— START —
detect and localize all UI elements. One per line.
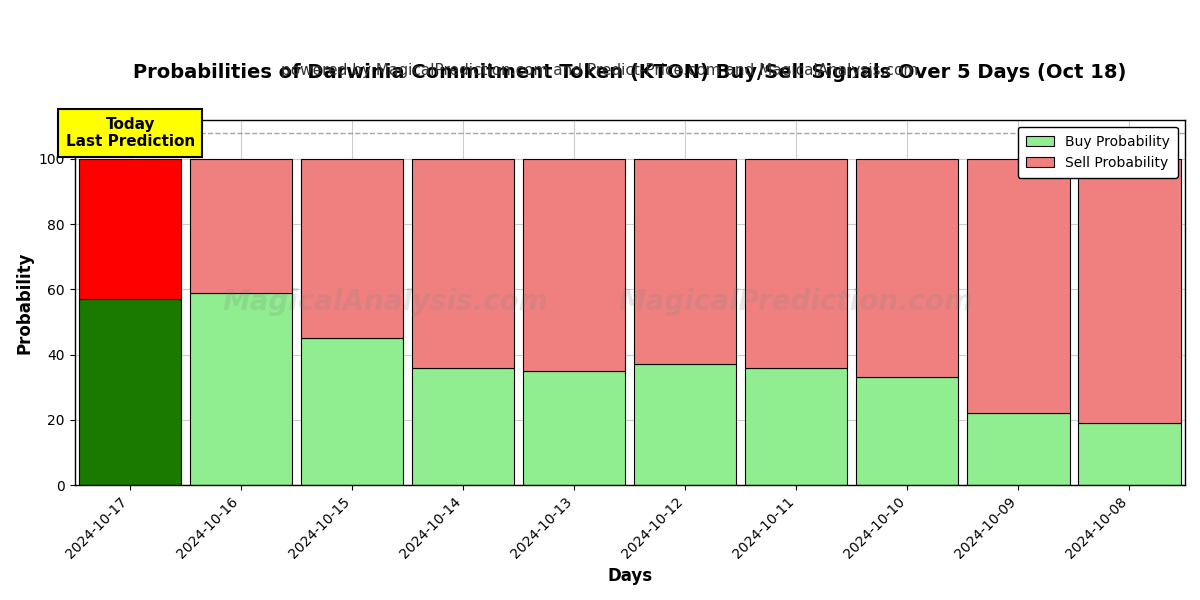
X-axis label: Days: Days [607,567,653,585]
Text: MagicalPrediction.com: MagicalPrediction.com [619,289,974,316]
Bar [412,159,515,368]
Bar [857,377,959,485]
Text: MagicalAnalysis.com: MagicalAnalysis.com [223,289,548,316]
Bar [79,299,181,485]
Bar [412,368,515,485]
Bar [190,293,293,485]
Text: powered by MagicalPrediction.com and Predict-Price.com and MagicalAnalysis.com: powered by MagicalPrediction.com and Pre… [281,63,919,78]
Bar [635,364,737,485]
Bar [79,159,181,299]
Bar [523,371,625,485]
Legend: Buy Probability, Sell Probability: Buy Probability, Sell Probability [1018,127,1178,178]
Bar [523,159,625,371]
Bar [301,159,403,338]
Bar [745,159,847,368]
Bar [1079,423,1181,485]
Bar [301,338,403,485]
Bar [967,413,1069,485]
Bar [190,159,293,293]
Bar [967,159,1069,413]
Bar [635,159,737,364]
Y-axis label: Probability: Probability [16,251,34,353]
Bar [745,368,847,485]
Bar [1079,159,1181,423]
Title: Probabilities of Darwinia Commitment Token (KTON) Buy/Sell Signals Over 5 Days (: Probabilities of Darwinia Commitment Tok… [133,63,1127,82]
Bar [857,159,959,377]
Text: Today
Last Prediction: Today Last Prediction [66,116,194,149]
— END —
— START —
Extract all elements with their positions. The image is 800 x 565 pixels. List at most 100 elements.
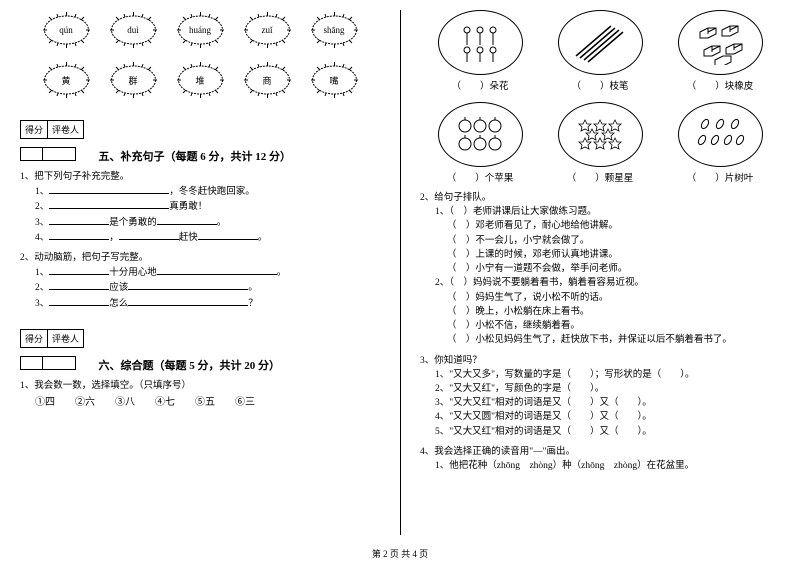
— END —
What needs to be done: Quote the records from the line that contains "detect and localize" through the line that contains "Bar [523,371,625,485]", both included, leaving out the pictures.

Expected output:
detect and localize all UI elements. One per line.
X-axis label: Days: Days [607,567,653,585]
Text: MagicalPrediction.com: MagicalPrediction.com [619,289,974,316]
Bar [412,159,515,368]
Bar [857,377,959,485]
Text: MagicalAnalysis.com: MagicalAnalysis.com [223,289,548,316]
Bar [79,299,181,485]
Bar [412,368,515,485]
Bar [190,293,293,485]
Text: powered by MagicalPrediction.com and Predict-Price.com and MagicalAnalysis.com: powered by MagicalPrediction.com and Pre… [281,63,919,78]
Bar [635,364,737,485]
Bar [79,159,181,299]
Bar [523,371,625,485]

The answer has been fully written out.